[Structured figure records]
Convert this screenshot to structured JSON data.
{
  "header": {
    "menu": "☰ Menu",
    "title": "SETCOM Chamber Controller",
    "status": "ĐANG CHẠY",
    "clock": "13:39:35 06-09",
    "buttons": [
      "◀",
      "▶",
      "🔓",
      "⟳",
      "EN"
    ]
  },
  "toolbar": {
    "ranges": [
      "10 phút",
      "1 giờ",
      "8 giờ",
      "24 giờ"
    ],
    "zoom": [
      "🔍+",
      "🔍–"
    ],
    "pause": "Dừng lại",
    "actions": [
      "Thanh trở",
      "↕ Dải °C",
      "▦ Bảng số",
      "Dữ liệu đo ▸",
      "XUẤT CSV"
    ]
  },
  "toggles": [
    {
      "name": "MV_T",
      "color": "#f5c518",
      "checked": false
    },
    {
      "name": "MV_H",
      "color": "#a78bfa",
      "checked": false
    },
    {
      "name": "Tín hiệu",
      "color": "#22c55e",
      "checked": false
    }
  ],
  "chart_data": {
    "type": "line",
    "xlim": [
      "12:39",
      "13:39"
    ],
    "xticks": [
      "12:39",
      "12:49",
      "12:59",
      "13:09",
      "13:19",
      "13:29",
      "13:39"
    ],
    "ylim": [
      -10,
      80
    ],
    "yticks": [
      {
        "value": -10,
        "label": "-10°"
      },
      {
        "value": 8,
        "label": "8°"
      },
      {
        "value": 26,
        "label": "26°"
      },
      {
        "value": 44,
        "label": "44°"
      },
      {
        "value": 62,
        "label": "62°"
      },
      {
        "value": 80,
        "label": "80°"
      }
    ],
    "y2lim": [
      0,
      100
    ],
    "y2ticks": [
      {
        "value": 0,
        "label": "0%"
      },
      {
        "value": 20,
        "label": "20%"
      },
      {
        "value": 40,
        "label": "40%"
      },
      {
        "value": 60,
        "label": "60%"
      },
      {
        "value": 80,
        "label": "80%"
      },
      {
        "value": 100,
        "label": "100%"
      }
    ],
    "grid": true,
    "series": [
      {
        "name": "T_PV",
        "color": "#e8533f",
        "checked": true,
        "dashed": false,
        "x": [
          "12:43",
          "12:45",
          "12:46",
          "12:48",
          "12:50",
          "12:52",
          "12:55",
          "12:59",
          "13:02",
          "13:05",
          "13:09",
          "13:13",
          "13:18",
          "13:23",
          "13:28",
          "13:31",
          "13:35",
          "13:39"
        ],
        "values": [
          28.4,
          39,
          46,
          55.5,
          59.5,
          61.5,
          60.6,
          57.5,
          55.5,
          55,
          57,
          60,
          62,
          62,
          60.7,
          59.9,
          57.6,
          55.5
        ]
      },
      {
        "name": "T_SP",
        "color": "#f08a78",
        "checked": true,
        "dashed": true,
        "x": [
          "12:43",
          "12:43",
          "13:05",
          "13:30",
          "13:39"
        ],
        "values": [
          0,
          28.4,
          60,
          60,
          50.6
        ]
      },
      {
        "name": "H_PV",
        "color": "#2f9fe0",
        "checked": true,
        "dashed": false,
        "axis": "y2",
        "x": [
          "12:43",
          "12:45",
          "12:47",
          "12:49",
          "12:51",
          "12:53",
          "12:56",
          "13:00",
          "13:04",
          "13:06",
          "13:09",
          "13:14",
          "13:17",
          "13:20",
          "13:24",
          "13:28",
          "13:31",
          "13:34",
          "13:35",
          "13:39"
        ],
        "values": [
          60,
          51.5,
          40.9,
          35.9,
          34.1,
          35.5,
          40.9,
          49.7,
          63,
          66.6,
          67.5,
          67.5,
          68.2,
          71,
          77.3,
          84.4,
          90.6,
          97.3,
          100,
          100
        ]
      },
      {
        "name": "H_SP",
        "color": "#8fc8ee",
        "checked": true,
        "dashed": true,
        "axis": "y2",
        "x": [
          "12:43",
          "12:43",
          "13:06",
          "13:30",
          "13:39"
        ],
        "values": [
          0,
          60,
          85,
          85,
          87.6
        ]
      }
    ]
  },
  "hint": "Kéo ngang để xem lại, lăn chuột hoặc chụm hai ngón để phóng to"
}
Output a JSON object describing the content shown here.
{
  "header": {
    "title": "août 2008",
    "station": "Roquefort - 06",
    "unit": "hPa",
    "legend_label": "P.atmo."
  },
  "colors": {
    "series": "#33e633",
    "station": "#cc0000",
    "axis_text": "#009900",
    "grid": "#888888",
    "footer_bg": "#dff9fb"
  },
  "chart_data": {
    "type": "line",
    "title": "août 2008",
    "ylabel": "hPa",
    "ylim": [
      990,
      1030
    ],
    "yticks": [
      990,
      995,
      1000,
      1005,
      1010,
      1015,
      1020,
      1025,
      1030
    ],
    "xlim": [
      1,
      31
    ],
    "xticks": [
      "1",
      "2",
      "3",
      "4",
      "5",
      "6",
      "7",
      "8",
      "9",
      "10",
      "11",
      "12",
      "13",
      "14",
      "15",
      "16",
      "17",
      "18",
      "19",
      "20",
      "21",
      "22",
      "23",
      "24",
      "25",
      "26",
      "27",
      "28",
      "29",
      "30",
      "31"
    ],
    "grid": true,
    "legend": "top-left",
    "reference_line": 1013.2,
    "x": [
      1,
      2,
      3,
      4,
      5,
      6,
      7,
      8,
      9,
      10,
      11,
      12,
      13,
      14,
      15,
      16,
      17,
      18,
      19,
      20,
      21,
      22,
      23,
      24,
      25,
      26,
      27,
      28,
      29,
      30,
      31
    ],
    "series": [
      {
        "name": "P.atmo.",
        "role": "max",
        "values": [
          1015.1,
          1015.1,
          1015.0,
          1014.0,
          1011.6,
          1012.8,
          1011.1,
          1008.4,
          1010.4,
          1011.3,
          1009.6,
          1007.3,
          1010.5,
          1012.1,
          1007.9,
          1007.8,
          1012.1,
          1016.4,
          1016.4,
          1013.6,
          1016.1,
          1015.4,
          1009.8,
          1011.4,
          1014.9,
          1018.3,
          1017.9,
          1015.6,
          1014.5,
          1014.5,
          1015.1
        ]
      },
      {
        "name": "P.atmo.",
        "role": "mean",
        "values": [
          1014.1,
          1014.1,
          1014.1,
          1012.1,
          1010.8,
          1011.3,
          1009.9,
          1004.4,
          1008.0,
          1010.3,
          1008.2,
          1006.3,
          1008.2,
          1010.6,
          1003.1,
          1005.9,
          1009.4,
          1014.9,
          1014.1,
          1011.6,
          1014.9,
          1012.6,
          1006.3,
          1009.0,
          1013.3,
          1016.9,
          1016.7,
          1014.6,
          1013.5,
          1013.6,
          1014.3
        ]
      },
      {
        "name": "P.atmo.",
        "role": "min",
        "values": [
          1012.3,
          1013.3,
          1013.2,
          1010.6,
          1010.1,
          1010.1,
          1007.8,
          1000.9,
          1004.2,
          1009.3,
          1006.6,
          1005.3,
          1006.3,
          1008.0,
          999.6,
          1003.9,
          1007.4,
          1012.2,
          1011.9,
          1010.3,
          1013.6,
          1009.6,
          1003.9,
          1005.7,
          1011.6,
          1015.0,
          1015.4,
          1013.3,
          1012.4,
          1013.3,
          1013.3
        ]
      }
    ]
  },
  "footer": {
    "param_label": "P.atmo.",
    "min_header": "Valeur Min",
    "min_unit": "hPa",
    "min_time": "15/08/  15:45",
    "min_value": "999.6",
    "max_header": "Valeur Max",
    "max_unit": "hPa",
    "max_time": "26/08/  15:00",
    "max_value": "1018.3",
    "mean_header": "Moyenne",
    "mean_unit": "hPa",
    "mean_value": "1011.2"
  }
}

### What you need to do
Retype all the material above precisely, with no line left out.

### Output below
Convert this screenshot to structured JSON data.
{
  "header": {
    "menu": "☰ Menu",
    "title": "SETCOM Chamber Controller",
    "status": "ĐANG CHẠY",
    "clock": "13:39:35 06-09",
    "buttons": [
      "◀",
      "▶",
      "🔓",
      "⟳",
      "EN"
    ]
  },
  "toolbar": {
    "ranges": [
      "10 phút",
      "1 giờ",
      "8 giờ",
      "24 giờ"
    ],
    "zoom": [
      "🔍+",
      "🔍–"
    ],
    "pause": "Dừng lại",
    "actions": [
      "Thanh trở",
      "↕ Dải °C",
      "▦ Bảng số",
      "Dữ liệu đo ▸",
      "XUẤT CSV"
    ]
  },
  "toggles": [
    {
      "name": "MV_T",
      "color": "#f5c518",
      "checked": false
    },
    {
      "name": "MV_H",
      "color": "#a78bfa",
      "checked": false
    },
    {
      "name": "Tín hiệu",
      "color": "#22c55e",
      "checked": false
    }
  ],
  "chart_data": {
    "type": "line",
    "xlim": [
      "12:39",
      "13:39"
    ],
    "xticks": [
      "12:39",
      "12:49",
      "12:59",
      "13:09",
      "13:19",
      "13:29",
      "13:39"
    ],
    "ylim": [
      -10,
      80
    ],
    "yticks": [
      {
        "value": -10,
        "label": "-10°"
      },
      {
        "value": 8,
        "label": "8°"
      },
      {
        "value": 26,
        "label": "26°"
      },
      {
        "value": 44,
        "label": "44°"
      },
      {
        "value": 62,
        "label": "62°"
      },
      {
        "value": 80,
        "label": "80°"
      }
    ],
    "y2lim": [
      0,
      100
    ],
    "y2ticks": [
      {
        "value": 0,
        "label": "0%"
      },
      {
        "value": 20,
        "label": "20%"
      },
      {
        "value": 40,
        "label": "40%"
      },
      {
        "value": 60,
        "label": "60%"
      },
      {
        "value": 80,
        "label": "80%"
      },
      {
        "value": 100,
        "label": "100%"
      }
    ],
    "grid": true,
    "series": [
      {
        "name": "T_PV",
        "color": "#e8533f",
        "checked": true,
        "dashed": false,
        "x": [
          "12:43",
          "12:45",
          "12:46",
          "12:48",
          "12:50",
          "12:52",
          "12:55",
          "12:59",
          "13:02",
          "13:05",
          "13:09",
          "13:13",
          "13:18",
          "13:23",
          "13:28",
          "13:31",
          "13:35",
          "13:39"
        ],
        "values": [
          28.4,
          39,
          46,
          55.5,
          59.5,
          61.5,
          60.6,
          57.5,
          55.5,
          55,
          57,
          60,
          62,
          62,
          60.7,
          59.9,
          57.6,
          55.5
        ]
      },
      {
        "name": "T_SP",
        "color": "#f08a78",
        "checked": true,
        "dashed": true,
        "x": [
          "12:43",
          "12:43",
          "13:05",
          "13:30",
          "13:39"
        ],
        "values": [
          0,
          28.4,
          60,
          60,
          50.6
        ]
      },
      {
        "name": "H_PV",
        "color": "#2f9fe0",
        "checked": true,
        "dashed": false,
        "axis": "y2",
        "x": [
          "12:43",
          "12:45",
          "12:47",
          "12:49",
          "12:51",
          "12:53",
          "12:56",
          "13:00",
          "13:04",
          "13:06",
          "13:09",
          "13:14",
          "13:17",
          "13:20",
          "13:24",
          "13:28",
          "13:31",
          "13:34",
          "13:35",
          "13:39"
        ],
        "values": [
          60,
          51.5,
          40.9,
          35.9,
          34.1,
          35.5,
          40.9,
          49.7,
          63,
          66.6,
          67.5,
          67.5,
          68.2,
          71,
          77.3,
          84.4,
          90.6,
          97.3,
          100,
          100
        ]
      },
      {
        "name": "H_SP",
        "color": "#8fc8ee",
        "checked": true,
        "dashed": true,
        "axis": "y2",
        "x": [
          "12:43",
          "12:43",
          "13:06",
          "13:30",
          "13:39"
        ],
        "values": [
          0,
          60,
          85,
          85,
          87.6
        ]
      }
    ]
  },
  "hint": "Kéo ngang để xem lại, lăn chuột hoặc chụm hai ngón để phóng to"
}
Output a JSON object describing the content shown here.
{
  "header": {
    "title": "août 2008",
    "station": "Roquefort - 06",
    "unit": "hPa",
    "legend_label": "P.atmo."
  },
  "colors": {
    "series": "#33e633",
    "station": "#cc0000",
    "axis_text": "#009900",
    "grid": "#888888",
    "footer_bg": "#dff9fb"
  },
  "chart_data": {
    "type": "line",
    "title": "août 2008",
    "ylabel": "hPa",
    "ylim": [
      990,
      1030
    ],
    "yticks": [
      990,
      995,
      1000,
      1005,
      1010,
      1015,
      1020,
      1025,
      1030
    ],
    "xlim": [
      1,
      31
    ],
    "xticks": [
      "1",
      "2",
      "3",
      "4",
      "5",
      "6",
      "7",
      "8",
      "9",
      "10",
      "11",
      "12",
      "13",
      "14",
      "15",
      "16",
      "17",
      "18",
      "19",
      "20",
      "21",
      "22",
      "23",
      "24",
      "25",
      "26",
      "27",
      "28",
      "29",
      "30",
      "31"
    ],
    "grid": true,
    "legend": "top-left",
    "reference_line": 1013.2,
    "x": [
      1,
      2,
      3,
      4,
      5,
      6,
      7,
      8,
      9,
      10,
      11,
      12,
      13,
      14,
      15,
      16,
      17,
      18,
      19,
      20,
      21,
      22,
      23,
      24,
      25,
      26,
      27,
      28,
      29,
      30,
      31
    ],
    "series": [
      {
        "name": "P.atmo.",
        "role": "max",
        "values": [
          1015.1,
          1015.1,
          1015.0,
          1014.0,
          1011.6,
          1012.8,
          1011.1,
          1008.4,
          1010.4,
          1011.3,
          1009.6,
          1007.3,
          1010.5,
          1012.1,
          1007.9,
          1007.8,
          1012.1,
          1016.4,
          1016.4,
          1013.6,
          1016.1,
          1015.4,
          1009.8,
          1011.4,
          1014.9,
          1018.3,
          1017.9,
          1015.6,
          1014.5,
          1014.5,
          1015.1
        ]
      },
      {
        "name": "P.atmo.",
        "role": "mean",
        "values": [
          1014.1,
          1014.1,
          1014.1,
          1012.1,
          1010.8,
          1011.3,
          1009.9,
          1004.4,
          1008.0,
          1010.3,
          1008.2,
          1006.3,
          1008.2,
          1010.6,
          1003.1,
          1005.9,
          1009.4,
          1014.9,
          1014.1,
          1011.6,
          1014.9,
          1012.6,
          1006.3,
          1009.0,
          1013.3,
          1016.9,
          1016.7,
          1014.6,
          1013.5,
          1013.6,
          1014.3
        ]
      },
      {
        "name": "P.atmo.",
        "role": "min",
        "values": [
          1012.3,
          1013.3,
          1013.2,
          1010.6,
          1010.1,
          1010.1,
          1007.8,
          1000.9,
          1004.2,
          1009.3,
          1006.6,
          1005.3,
          1006.3,
          1008.0,
          999.6,
          1003.9,
          1007.4,
          1012.2,
          1011.9,
          1010.3,
          1013.6,
          1009.6,
          1003.9,
          1005.7,
          1011.6,
          1015.0,
          1015.4,
          1013.3,
          1012.4,
          1013.3,
          1013.3
        ]
      }
    ]
  },
  "footer": {
    "param_label": "P.atmo.",
    "min_header": "Valeur Min",
    "min_unit": "hPa",
    "min_time": "15/08/  15:45",
    "min_value": "999.6",
    "max_header": "Valeur Max",
    "max_unit": "hPa",
    "max_time": "26/08/  15:00",
    "max_value": "1018.3",
    "mean_header": "Moyenne",
    "mean_unit": "hPa",
    "mean_value": "1011.2"
  }
}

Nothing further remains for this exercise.